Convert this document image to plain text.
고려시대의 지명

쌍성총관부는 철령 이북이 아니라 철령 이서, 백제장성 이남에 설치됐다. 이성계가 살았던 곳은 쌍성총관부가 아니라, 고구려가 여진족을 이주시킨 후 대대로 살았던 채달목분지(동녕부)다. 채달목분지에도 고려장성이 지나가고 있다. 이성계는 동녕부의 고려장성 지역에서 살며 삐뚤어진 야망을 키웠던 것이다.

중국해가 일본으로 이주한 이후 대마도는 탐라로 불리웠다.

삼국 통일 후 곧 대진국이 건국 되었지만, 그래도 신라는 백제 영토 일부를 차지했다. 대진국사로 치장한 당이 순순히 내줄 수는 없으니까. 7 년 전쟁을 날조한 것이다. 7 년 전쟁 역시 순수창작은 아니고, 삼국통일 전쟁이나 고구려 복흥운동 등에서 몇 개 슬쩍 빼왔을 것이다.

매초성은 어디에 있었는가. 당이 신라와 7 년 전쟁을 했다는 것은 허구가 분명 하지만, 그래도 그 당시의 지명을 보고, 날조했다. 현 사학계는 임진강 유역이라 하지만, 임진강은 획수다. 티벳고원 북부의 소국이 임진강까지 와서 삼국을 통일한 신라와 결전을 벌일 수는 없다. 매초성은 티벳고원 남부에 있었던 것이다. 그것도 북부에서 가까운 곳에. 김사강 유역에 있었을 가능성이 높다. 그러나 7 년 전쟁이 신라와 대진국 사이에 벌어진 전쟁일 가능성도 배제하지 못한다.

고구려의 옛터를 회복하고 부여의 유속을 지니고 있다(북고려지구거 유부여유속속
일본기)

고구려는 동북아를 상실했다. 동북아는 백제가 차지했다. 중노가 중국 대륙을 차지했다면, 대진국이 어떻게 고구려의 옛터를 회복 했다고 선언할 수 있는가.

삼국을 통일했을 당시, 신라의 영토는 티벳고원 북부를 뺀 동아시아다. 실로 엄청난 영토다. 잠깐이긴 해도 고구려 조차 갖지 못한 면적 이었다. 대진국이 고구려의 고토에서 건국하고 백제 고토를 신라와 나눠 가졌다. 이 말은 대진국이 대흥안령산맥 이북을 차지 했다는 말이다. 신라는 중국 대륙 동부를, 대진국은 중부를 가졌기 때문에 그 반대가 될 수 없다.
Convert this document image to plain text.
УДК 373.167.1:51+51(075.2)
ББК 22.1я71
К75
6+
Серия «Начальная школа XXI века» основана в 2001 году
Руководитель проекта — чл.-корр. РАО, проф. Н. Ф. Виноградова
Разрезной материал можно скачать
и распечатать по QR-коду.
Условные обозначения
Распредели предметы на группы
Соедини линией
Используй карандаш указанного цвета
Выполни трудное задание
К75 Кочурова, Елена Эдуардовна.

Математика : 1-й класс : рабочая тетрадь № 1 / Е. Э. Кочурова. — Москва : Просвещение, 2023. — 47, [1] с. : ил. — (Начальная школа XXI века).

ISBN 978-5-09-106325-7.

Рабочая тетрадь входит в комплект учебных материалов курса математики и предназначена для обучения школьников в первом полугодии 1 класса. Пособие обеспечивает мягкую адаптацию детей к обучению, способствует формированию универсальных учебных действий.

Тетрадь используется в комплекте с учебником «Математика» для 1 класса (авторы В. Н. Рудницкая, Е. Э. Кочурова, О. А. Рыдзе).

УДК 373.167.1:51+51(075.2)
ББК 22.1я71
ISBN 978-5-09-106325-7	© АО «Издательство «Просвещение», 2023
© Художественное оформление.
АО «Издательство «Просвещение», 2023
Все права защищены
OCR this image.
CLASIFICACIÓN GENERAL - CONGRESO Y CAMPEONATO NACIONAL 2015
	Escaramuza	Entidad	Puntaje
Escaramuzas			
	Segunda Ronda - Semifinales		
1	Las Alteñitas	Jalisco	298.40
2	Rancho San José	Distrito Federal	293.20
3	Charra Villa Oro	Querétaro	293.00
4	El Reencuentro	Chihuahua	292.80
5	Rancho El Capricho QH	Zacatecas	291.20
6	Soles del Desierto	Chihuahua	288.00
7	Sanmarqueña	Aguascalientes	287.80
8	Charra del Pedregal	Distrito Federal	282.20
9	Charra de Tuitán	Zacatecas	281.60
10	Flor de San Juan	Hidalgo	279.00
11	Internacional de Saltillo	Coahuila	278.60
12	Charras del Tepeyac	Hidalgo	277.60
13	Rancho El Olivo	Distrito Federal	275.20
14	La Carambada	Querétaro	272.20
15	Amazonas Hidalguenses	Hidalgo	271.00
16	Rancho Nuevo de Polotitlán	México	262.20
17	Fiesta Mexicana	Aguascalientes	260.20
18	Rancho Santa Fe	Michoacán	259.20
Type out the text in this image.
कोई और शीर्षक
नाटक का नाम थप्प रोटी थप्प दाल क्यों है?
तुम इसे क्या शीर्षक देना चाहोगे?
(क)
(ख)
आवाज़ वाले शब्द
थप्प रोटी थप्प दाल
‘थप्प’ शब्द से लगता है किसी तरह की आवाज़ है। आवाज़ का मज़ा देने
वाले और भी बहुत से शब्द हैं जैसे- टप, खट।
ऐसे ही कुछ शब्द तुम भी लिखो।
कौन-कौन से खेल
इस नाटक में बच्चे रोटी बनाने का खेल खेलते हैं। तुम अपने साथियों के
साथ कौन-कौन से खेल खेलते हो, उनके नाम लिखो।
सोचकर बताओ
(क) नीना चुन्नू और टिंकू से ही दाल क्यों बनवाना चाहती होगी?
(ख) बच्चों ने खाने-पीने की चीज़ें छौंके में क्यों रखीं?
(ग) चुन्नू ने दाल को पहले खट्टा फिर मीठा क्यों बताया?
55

--

Exercise prompt: Retype all of the material, keeping each line exact.

Exercise response:
Convert this document image to plain text.
고려시대의 지명

쌍성총관부는 철령 이북이 아니라 철령 이서, 백제장성 이남에 설치됐다. 이성계가 살았던 곳은 쌍성총관부가 아니라, 고구려가 여진족을 이주시킨 후 대대로 살았던 채달목분지(동녕부)다. 채달목분지에도 고려장성이 지나가고 있다. 이성계는 동녕부의 고려장성 지역에서 살며 삐뚤어진 야망을 키웠던 것이다.

중국해가 일본으로 이주한 이후 대마도는 탐라로 불리웠다.

삼국 통일 후 곧 대진국이 건국 되었지만, 그래도 신라는 백제 영토 일부를 차지했다. 대진국사로 치장한 당이 순순히 내줄 수는 없으니까. 7 년 전쟁을 날조한 것이다. 7 년 전쟁 역시 순수창작은 아니고, 삼국통일 전쟁이나 고구려 복흥운동 등에서 몇 개 슬쩍 빼왔을 것이다.

매초성은 어디에 있었는가. 당이 신라와 7 년 전쟁을 했다는 것은 허구가 분명 하지만, 그래도 그 당시의 지명을 보고, 날조했다. 현 사학계는 임진강 유역이라 하지만, 임진강은 획수다. 티벳고원 북부의 소국이 임진강까지 와서 삼국을 통일한 신라와 결전을 벌일 수는 없다. 매초성은 티벳고원 남부에 있었던 것이다. 그것도 북부에서 가까운 곳에. 김사강 유역에 있었을 가능성이 높다. 그러나 7 년 전쟁이 신라와 대진국 사이에 벌어진 전쟁일 가능성도 배제하지 못한다.

고구려의 옛터를 회복하고 부여의 유속을 지니고 있다(북고려지구거 유부여유속속
일본기)

고구려는 동북아를 상실했다. 동북아는 백제가 차지했다. 중노가 중국 대륙을 차지했다면, 대진국이 어떻게 고구려의 옛터를 회복 했다고 선언할 수 있는가.

삼국을 통일했을 당시, 신라의 영토는 티벳고원 북부를 뺀 동아시아다. 실로 엄청난 영토다. 잠깐이긴 해도 고구려 조차 갖지 못한 면적 이었다. 대진국이 고구려의 고토에서 건국하고 백제 고토를 신라와 나눠 가졌다. 이 말은 대진국이 대흥안령산맥 이북을 차지 했다는 말이다. 신라는 중국 대륙 동부를, 대진국은 중부를 가졌기 때문에 그 반대가 될 수 없다.
Convert this document image to plain text.
УДК 373.167.1:51+51(075.2)
ББК 22.1я71
К75
6+
Серия «Начальная школа XXI века» основана в 2001 году
Руководитель проекта — чл.-корр. РАО, проф. Н. Ф. Виноградова
Разрезной материал можно скачать
и распечатать по QR-коду.
Условные обозначения
Распредели предметы на группы
Соедини линией
Используй карандаш указанного цвета
Выполни трудное задание
К75 Кочурова, Елена Эдуардовна.

Математика : 1-й класс : рабочая тетрадь № 1 / Е. Э. Кочурова. — Москва : Просвещение, 2023. — 47, [1] с. : ил. — (Начальная школа XXI века).

ISBN 978-5-09-106325-7.

Рабочая тетрадь входит в комплект учебных материалов курса математики и предназначена для обучения школьников в первом полугодии 1 класса. Пособие обеспечивает мягкую адаптацию детей к обучению, способствует формированию универсальных учебных действий.

Тетрадь используется в комплекте с учебником «Математика» для 1 класса (авторы В. Н. Рудницкая, Е. Э. Кочурова, О. А. Рыдзе).

УДК 373.167.1:51+51(075.2)
ББК 22.1я71
ISBN 978-5-09-106325-7	© АО «Издательство «Просвещение», 2023
© Художественное оформление.
АО «Издательство «Просвещение», 2023
Все права защищены
OCR this image.
CLASIFICACIÓN GENERAL - CONGRESO Y CAMPEONATO NACIONAL 2015
	Escaramuza	Entidad	Puntaje
Escaramuzas			
	Segunda Ronda - Semifinales		
1	Las Alteñitas	Jalisco	298.40
2	Rancho San José	Distrito Federal	293.20
3	Charra Villa Oro	Querétaro	293.00
4	El Reencuentro	Chihuahua	292.80
5	Rancho El Capricho QH	Zacatecas	291.20
6	Soles del Desierto	Chihuahua	288.00
7	Sanmarqueña	Aguascalientes	287.80
8	Charra del Pedregal	Distrito Federal	282.20
9	Charra de Tuitán	Zacatecas	281.60
10	Flor de San Juan	Hidalgo	279.00
11	Internacional de Saltillo	Coahuila	278.60
12	Charras del Tepeyac	Hidalgo	277.60
13	Rancho El Olivo	Distrito Federal	275.20
14	La Carambada	Querétaro	272.20
15	Amazonas Hidalguenses	Hidalgo	271.00
16	Rancho Nuevo de Polotitlán	México	262.20
17	Fiesta Mexicana	Aguascalientes	260.20
18	Rancho Santa Fe	Michoacán	259.20
Type out the text in this image.
कोई और शीर्षक
नाटक का नाम थप्प रोटी थप्प दाल क्यों है?
तुम इसे क्या शीर्षक देना चाहोगे?
(क)
(ख)
आवाज़ वाले शब्द
थप्प रोटी थप्प दाल
‘थप्प’ शब्द से लगता है किसी तरह की आवाज़ है। आवाज़ का मज़ा देने
वाले और भी बहुत से शब्द हैं जैसे- टप, खट।
ऐसे ही कुछ शब्द तुम भी लिखो।
कौन-कौन से खेल
इस नाटक में बच्चे रोटी बनाने का खेल खेलते हैं। तुम अपने साथियों के
साथ कौन-कौन से खेल खेलते हो, उनके नाम लिखो।
सोचकर बताओ
(क) नीना चुन्नू और टिंकू से ही दाल क्यों बनवाना चाहती होगी?
(ख) बच्चों ने खाने-पीने की चीज़ें छौंके में क्यों रखीं?
(ग) चुन्नू ने दाल को पहले खट्टा फिर मीठा क्यों बताया?
55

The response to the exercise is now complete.